* [Written exercise] Leave out the pictures and reproduce all of the data exactly.

* [Task input]

────────────────────────────────────────

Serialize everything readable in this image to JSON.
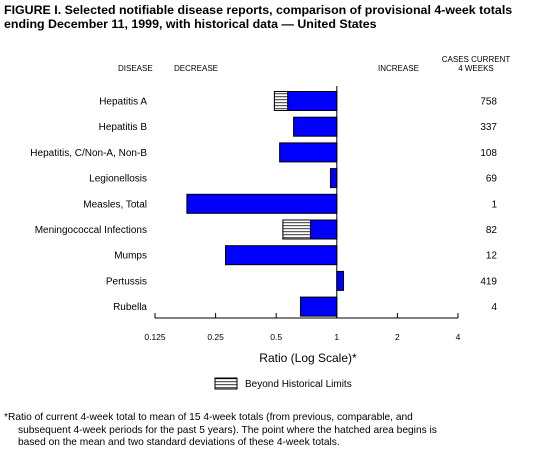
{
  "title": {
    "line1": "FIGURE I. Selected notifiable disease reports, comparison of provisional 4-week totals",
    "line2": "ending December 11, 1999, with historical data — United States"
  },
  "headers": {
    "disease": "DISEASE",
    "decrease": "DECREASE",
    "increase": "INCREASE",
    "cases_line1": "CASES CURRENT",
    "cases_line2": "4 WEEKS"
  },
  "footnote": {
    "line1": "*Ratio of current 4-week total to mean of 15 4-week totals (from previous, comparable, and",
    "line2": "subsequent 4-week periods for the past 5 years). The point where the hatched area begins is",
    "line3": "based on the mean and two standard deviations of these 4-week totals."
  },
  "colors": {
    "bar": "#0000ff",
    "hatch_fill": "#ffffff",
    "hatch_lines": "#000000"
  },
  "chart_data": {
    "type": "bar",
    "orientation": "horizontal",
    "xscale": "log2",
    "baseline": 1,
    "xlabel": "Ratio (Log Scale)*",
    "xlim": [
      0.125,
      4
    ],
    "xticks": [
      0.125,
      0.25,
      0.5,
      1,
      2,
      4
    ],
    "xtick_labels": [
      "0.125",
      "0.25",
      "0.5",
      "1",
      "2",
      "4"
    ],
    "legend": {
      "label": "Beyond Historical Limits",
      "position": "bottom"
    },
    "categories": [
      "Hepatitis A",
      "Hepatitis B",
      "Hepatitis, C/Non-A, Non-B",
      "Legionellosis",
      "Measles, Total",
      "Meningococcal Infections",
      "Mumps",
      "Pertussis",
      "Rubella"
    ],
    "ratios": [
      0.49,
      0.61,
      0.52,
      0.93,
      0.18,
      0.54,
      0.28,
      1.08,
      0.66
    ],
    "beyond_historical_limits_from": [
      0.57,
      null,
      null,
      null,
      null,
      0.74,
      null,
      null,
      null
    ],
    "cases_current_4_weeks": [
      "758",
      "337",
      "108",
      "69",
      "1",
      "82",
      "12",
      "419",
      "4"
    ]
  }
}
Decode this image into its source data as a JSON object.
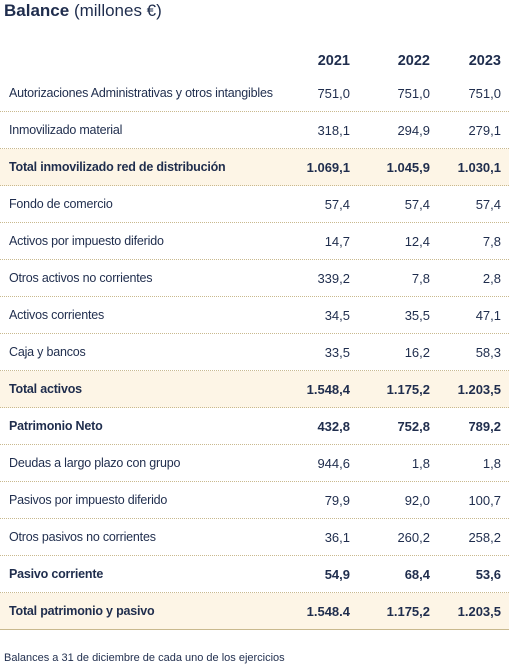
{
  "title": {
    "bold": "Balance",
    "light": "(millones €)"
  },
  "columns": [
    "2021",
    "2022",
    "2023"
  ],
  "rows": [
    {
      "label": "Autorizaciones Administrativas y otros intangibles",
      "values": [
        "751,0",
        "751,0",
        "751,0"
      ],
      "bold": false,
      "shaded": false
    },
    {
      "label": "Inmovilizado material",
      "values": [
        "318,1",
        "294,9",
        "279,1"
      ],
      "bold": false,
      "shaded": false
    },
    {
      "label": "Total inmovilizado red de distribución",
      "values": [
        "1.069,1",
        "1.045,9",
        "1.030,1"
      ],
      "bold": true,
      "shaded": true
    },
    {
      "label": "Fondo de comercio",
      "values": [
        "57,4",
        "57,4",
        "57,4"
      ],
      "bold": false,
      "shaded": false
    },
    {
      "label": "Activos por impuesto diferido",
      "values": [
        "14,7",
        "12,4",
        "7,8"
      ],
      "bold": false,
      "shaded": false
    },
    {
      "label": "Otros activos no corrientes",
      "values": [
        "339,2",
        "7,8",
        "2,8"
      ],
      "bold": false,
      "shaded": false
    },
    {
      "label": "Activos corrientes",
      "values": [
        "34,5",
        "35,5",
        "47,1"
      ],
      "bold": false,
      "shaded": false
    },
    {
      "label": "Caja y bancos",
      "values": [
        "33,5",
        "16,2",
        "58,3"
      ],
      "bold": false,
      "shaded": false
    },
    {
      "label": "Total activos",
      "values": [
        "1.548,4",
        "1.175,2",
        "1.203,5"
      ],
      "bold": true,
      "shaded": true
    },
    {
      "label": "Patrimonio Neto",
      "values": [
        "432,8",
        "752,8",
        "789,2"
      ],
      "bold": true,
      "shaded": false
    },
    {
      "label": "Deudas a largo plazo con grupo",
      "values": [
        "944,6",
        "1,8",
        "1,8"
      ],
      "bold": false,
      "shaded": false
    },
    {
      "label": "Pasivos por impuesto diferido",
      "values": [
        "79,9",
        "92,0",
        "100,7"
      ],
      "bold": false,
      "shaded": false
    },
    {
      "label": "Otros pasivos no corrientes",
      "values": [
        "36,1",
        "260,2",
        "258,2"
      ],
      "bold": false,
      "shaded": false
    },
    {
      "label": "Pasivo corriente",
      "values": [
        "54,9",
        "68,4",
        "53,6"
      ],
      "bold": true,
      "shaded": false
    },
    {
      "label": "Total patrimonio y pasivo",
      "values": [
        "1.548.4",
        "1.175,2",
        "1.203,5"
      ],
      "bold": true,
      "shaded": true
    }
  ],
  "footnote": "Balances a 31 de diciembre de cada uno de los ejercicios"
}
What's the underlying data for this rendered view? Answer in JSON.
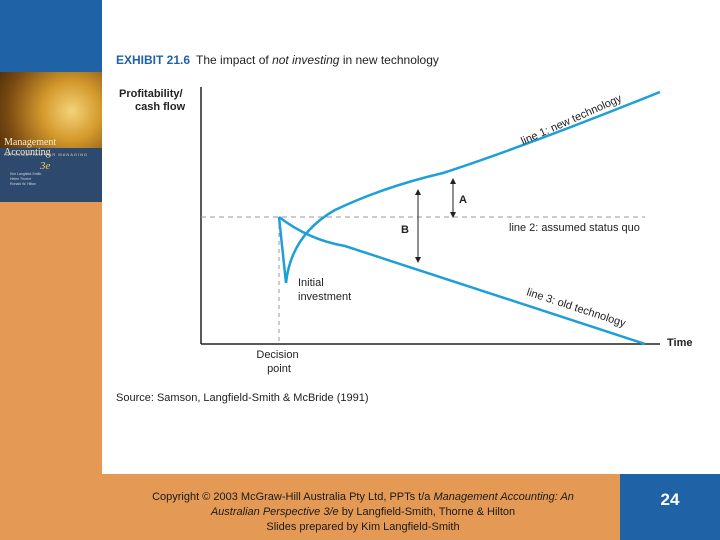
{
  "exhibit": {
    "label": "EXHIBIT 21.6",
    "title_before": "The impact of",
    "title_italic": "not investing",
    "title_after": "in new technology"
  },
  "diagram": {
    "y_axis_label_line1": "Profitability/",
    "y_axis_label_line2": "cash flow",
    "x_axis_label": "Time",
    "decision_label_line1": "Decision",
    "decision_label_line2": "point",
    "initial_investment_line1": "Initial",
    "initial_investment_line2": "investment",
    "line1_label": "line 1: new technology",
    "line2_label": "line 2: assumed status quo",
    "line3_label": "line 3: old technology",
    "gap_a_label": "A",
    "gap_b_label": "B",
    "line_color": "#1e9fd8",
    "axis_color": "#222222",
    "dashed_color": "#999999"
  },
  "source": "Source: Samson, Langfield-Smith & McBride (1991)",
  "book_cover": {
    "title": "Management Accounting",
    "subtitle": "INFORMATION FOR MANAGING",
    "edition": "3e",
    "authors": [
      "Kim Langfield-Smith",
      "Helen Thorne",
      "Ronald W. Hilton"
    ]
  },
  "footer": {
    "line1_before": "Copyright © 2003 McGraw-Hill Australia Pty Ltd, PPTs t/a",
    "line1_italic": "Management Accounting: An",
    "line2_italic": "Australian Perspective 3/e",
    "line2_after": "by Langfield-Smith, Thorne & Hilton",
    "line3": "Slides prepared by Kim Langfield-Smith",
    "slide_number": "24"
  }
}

────────────────────────────────────────

* [Complete answer]
Serialize everything readable in this image to JSON.
{
  "title": {
    "line1": "FIGURE I. Selected notifiable disease reports, comparison of provisional 4-week totals",
    "line2": "ending December 11, 1999, with historical data — United States"
  },
  "headers": {
    "disease": "DISEASE",
    "decrease": "DECREASE",
    "increase": "INCREASE",
    "cases_line1": "CASES CURRENT",
    "cases_line2": "4 WEEKS"
  },
  "footnote": {
    "line1": "*Ratio of current 4-week total to mean of 15 4-week totals (from previous, comparable, and",
    "line2": "subsequent 4-week periods for the past 5 years). The point where the hatched area begins is",
    "line3": "based on the mean and two standard deviations of these 4-week totals."
  },
  "colors": {
    "bar": "#0000ff",
    "hatch_fill": "#ffffff",
    "hatch_lines": "#000000"
  },
  "chart_data": {
    "type": "bar",
    "orientation": "horizontal",
    "xscale": "log2",
    "baseline": 1,
    "xlabel": "Ratio (Log Scale)*",
    "xlim": [
      0.125,
      4
    ],
    "xticks": [
      0.125,
      0.25,
      0.5,
      1,
      2,
      4
    ],
    "xtick_labels": [
      "0.125",
      "0.25",
      "0.5",
      "1",
      "2",
      "4"
    ],
    "legend": {
      "label": "Beyond Historical Limits",
      "position": "bottom"
    },
    "categories": [
      "Hepatitis A",
      "Hepatitis B",
      "Hepatitis, C/Non-A, Non-B",
      "Legionellosis",
      "Measles, Total",
      "Meningococcal Infections",
      "Mumps",
      "Pertussis",
      "Rubella"
    ],
    "ratios": [
      0.49,
      0.61,
      0.52,
      0.93,
      0.18,
      0.54,
      0.28,
      1.08,
      0.66
    ],
    "beyond_historical_limits_from": [
      0.57,
      null,
      null,
      null,
      null,
      0.74,
      null,
      null,
      null
    ],
    "cases_current_4_weeks": [
      "758",
      "337",
      "108",
      "69",
      "1",
      "82",
      "12",
      "419",
      "4"
    ]
  }
}
Decode this image into its source data as a JSON object.
{
  "title": {
    "bold": "Balance",
    "light": "(millones €)"
  },
  "columns": [
    "2021",
    "2022",
    "2023"
  ],
  "rows": [
    {
      "label": "Autorizaciones Administrativas y otros intangibles",
      "values": [
        "751,0",
        "751,0",
        "751,0"
      ],
      "bold": false,
      "shaded": false
    },
    {
      "label": "Inmovilizado material",
      "values": [
        "318,1",
        "294,9",
        "279,1"
      ],
      "bold": false,
      "shaded": false
    },
    {
      "label": "Total inmovilizado red de distribución",
      "values": [
        "1.069,1",
        "1.045,9",
        "1.030,1"
      ],
      "bold": true,
      "shaded": true
    },
    {
      "label": "Fondo de comercio",
      "values": [
        "57,4",
        "57,4",
        "57,4"
      ],
      "bold": false,
      "shaded": false
    },
    {
      "label": "Activos por impuesto diferido",
      "values": [
        "14,7",
        "12,4",
        "7,8"
      ],
      "bold": false,
      "shaded": false
    },
    {
      "label": "Otros activos no corrientes",
      "values": [
        "339,2",
        "7,8",
        "2,8"
      ],
      "bold": false,
      "shaded": false
    },
    {
      "label": "Activos corrientes",
      "values": [
        "34,5",
        "35,5",
        "47,1"
      ],
      "bold": false,
      "shaded": false
    },
    {
      "label": "Caja y bancos",
      "values": [
        "33,5",
        "16,2",
        "58,3"
      ],
      "bold": false,
      "shaded": false
    },
    {
      "label": "Total activos",
      "values": [
        "1.548,4",
        "1.175,2",
        "1.203,5"
      ],
      "bold": true,
      "shaded": true
    },
    {
      "label": "Patrimonio Neto",
      "values": [
        "432,8",
        "752,8",
        "789,2"
      ],
      "bold": true,
      "shaded": false
    },
    {
      "label": "Deudas a largo plazo con grupo",
      "values": [
        "944,6",
        "1,8",
        "1,8"
      ],
      "bold": false,
      "shaded": false
    },
    {
      "label": "Pasivos por impuesto diferido",
      "values": [
        "79,9",
        "92,0",
        "100,7"
      ],
      "bold": false,
      "shaded": false
    },
    {
      "label": "Otros pasivos no corrientes",
      "values": [
        "36,1",
        "260,2",
        "258,2"
      ],
      "bold": false,
      "shaded": false
    },
    {
      "label": "Pasivo corriente",
      "values": [
        "54,9",
        "68,4",
        "53,6"
      ],
      "bold": true,
      "shaded": false
    },
    {
      "label": "Total patrimonio y pasivo",
      "values": [
        "1.548.4",
        "1.175,2",
        "1.203,5"
      ],
      "bold": true,
      "shaded": true
    }
  ],
  "footnote": "Balances a 31 de diciembre de cada uno de los ejercicios"
}
What's the underlying data for this rendered view? Answer in JSON.
{
  "exhibit": {
    "label": "EXHIBIT 21.6",
    "title_before": "The impact of",
    "title_italic": "not investing",
    "title_after": "in new technology"
  },
  "diagram": {
    "y_axis_label_line1": "Profitability/",
    "y_axis_label_line2": "cash flow",
    "x_axis_label": "Time",
    "decision_label_line1": "Decision",
    "decision_label_line2": "point",
    "initial_investment_line1": "Initial",
    "initial_investment_line2": "investment",
    "line1_label": "line 1: new technology",
    "line2_label": "line 2: assumed status quo",
    "line3_label": "line 3: old technology",
    "gap_a_label": "A",
    "gap_b_label": "B",
    "line_color": "#1e9fd8",
    "axis_color": "#222222",
    "dashed_color": "#999999"
  },
  "source": "Source: Samson, Langfield-Smith & McBride (1991)",
  "book_cover": {
    "title": "Management Accounting",
    "subtitle": "INFORMATION FOR MANAGING",
    "edition": "3e",
    "authors": [
      "Kim Langfield-Smith",
      "Helen Thorne",
      "Ronald W. Hilton"
    ]
  },
  "footer": {
    "line1_before": "Copyright © 2003 McGraw-Hill Australia Pty Ltd, PPTs t/a",
    "line1_italic": "Management Accounting: An",
    "line2_italic": "Australian Perspective 3/e",
    "line2_after": "by Langfield-Smith, Thorne & Hilton",
    "line3": "Slides prepared by Kim Langfield-Smith",
    "slide_number": "24"
  }
}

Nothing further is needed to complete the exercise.